◆ **THE DATA**:
_ _ _ _ _
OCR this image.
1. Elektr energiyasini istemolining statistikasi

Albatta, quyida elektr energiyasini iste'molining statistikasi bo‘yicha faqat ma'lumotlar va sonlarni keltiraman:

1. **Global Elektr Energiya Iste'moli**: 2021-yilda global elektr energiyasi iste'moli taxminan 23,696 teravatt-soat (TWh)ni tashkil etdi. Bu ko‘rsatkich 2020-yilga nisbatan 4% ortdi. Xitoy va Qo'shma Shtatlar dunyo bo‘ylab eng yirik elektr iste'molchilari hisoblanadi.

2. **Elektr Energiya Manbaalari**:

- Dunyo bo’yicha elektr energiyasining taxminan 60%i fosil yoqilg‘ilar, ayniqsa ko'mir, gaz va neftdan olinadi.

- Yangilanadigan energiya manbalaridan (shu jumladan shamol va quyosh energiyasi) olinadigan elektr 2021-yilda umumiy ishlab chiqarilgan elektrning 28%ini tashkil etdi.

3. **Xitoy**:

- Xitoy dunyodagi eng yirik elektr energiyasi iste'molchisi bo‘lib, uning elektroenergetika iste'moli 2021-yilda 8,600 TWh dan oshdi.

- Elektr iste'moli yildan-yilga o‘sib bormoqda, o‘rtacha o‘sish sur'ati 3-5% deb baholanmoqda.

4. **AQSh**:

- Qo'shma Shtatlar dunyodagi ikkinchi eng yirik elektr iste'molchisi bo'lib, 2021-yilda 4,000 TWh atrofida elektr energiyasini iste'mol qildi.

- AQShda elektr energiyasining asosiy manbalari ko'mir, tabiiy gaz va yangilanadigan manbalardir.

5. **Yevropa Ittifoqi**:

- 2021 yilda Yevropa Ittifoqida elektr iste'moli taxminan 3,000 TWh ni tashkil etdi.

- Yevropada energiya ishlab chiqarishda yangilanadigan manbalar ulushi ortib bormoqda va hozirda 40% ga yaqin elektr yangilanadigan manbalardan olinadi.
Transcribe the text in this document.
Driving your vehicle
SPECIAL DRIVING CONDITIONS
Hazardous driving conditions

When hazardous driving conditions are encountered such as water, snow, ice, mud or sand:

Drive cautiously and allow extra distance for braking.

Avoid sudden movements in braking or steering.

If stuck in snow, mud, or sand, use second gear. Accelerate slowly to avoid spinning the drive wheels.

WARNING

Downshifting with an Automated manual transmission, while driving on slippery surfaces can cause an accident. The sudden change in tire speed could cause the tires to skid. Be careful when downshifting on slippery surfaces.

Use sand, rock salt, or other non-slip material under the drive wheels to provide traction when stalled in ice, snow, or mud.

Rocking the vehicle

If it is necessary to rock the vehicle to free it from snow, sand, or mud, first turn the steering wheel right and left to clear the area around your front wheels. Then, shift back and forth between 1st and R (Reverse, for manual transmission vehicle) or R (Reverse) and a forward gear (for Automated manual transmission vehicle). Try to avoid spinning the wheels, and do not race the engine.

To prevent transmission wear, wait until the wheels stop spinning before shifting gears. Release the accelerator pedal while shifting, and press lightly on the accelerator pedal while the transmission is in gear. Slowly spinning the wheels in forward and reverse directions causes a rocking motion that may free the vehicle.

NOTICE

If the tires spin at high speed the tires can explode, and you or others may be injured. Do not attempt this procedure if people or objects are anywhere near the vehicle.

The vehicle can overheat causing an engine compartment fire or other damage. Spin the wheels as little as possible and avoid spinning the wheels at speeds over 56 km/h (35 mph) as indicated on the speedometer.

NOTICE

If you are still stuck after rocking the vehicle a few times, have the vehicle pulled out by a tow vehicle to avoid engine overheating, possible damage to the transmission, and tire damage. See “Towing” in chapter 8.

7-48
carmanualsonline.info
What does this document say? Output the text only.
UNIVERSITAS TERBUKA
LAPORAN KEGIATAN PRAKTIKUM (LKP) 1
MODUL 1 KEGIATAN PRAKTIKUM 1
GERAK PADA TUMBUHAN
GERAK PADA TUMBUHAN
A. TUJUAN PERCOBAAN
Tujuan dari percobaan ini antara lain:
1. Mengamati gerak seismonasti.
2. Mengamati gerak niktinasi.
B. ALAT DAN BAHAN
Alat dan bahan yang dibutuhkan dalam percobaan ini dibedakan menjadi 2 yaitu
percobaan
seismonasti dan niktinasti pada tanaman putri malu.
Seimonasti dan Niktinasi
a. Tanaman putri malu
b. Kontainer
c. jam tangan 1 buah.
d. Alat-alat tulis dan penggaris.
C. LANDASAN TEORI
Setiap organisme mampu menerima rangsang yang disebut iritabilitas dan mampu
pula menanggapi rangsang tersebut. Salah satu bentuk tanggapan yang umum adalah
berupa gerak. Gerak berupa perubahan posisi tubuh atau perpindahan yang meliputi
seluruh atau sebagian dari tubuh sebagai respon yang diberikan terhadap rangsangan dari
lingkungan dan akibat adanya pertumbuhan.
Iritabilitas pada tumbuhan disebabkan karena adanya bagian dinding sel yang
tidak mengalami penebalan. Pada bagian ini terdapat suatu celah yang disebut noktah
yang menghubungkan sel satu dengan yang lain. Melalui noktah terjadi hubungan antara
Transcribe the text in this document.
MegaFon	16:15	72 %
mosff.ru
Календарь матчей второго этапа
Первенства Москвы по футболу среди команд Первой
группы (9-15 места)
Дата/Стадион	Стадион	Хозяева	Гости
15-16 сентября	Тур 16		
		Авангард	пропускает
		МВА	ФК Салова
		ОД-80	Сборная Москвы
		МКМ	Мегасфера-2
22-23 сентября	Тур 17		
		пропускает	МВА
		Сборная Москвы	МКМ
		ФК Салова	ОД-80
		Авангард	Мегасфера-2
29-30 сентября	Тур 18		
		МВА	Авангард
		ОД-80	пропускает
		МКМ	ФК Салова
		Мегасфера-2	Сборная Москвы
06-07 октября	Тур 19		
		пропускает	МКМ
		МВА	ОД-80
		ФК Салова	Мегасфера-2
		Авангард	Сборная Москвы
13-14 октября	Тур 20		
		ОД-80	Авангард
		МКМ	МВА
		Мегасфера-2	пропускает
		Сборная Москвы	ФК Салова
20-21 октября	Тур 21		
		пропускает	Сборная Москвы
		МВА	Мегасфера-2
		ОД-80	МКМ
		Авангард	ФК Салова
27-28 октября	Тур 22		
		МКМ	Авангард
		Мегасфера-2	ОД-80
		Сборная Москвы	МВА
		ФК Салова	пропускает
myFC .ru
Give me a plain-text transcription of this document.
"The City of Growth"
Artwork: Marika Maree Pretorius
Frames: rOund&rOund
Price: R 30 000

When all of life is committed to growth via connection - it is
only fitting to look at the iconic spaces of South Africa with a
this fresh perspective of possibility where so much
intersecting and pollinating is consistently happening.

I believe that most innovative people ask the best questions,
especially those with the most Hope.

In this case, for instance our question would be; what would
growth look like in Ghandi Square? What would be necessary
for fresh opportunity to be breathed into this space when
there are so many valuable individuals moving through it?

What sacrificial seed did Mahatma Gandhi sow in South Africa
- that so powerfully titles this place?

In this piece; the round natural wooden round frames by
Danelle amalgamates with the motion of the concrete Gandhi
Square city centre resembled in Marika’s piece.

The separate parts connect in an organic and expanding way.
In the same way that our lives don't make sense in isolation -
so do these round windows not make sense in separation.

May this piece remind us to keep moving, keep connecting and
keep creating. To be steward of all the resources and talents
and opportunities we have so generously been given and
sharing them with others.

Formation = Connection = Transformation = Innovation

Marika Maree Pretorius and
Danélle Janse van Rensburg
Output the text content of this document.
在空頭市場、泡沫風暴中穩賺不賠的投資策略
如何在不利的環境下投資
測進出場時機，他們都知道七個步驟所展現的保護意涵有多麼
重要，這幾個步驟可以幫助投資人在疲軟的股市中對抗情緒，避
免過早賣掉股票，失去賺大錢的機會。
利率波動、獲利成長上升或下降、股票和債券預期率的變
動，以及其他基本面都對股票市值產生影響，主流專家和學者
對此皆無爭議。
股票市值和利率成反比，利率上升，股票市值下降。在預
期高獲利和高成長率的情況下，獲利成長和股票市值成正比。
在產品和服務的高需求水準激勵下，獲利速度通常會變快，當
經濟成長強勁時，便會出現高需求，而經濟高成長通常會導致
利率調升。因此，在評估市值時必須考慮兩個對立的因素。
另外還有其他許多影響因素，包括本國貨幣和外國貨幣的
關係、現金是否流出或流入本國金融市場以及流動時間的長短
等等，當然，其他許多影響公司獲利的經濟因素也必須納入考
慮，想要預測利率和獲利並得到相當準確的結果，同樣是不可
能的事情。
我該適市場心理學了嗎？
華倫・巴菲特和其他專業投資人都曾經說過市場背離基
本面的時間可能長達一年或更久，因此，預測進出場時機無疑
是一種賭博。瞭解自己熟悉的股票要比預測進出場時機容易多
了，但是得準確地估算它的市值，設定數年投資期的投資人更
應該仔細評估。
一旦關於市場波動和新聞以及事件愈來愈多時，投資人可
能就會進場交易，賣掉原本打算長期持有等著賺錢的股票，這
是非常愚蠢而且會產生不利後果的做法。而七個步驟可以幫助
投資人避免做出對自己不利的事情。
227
_ _ _ _ _
◆ **PROBLEM REQUIREMENTS**: Write out once more the lines above beginning at the line with "Output the text content of this document."; continue through the final line and stop there.

◆ **FINISHED ANSWER**:
Output the text content of this document.
在空頭市場、泡沫風暴中穩賺不賠的投資策略
如何在不利的環境下投資
測進出場時機，他們都知道七個步驟所展現的保護意涵有多麼
重要，這幾個步驟可以幫助投資人在疲軟的股市中對抗情緒，避
免過早賣掉股票，失去賺大錢的機會。
利率波動、獲利成長上升或下降、股票和債券預期率的變
動，以及其他基本面都對股票市值產生影響，主流專家和學者
對此皆無爭議。
股票市值和利率成反比，利率上升，股票市值下降。在預
期高獲利和高成長率的情況下，獲利成長和股票市值成正比。
在產品和服務的高需求水準激勵下，獲利速度通常會變快，當
經濟成長強勁時，便會出現高需求，而經濟高成長通常會導致
利率調升。因此，在評估市值時必須考慮兩個對立的因素。
另外還有其他許多影響因素，包括本國貨幣和外國貨幣的
關係、現金是否流出或流入本國金融市場以及流動時間的長短
等等，當然，其他許多影響公司獲利的經濟因素也必須納入考
慮，想要預測利率和獲利並得到相當準確的結果，同樣是不可
能的事情。
我該適市場心理學了嗎？
華倫・巴菲特和其他專業投資人都曾經說過市場背離基
本面的時間可能長達一年或更久，因此，預測進出場時機無疑
是一種賭博。瞭解自己熟悉的股票要比預測進出場時機容易多
了，但是得準確地估算它的市值，設定數年投資期的投資人更
應該仔細評估。
一旦關於市場波動和新聞以及事件愈來愈多時，投資人可
能就會進場交易，賣掉原本打算長期持有等著賺錢的股票，這
是非常愚蠢而且會產生不利後果的做法。而七個步驟可以幫助
投資人避免做出對自己不利的事情。
227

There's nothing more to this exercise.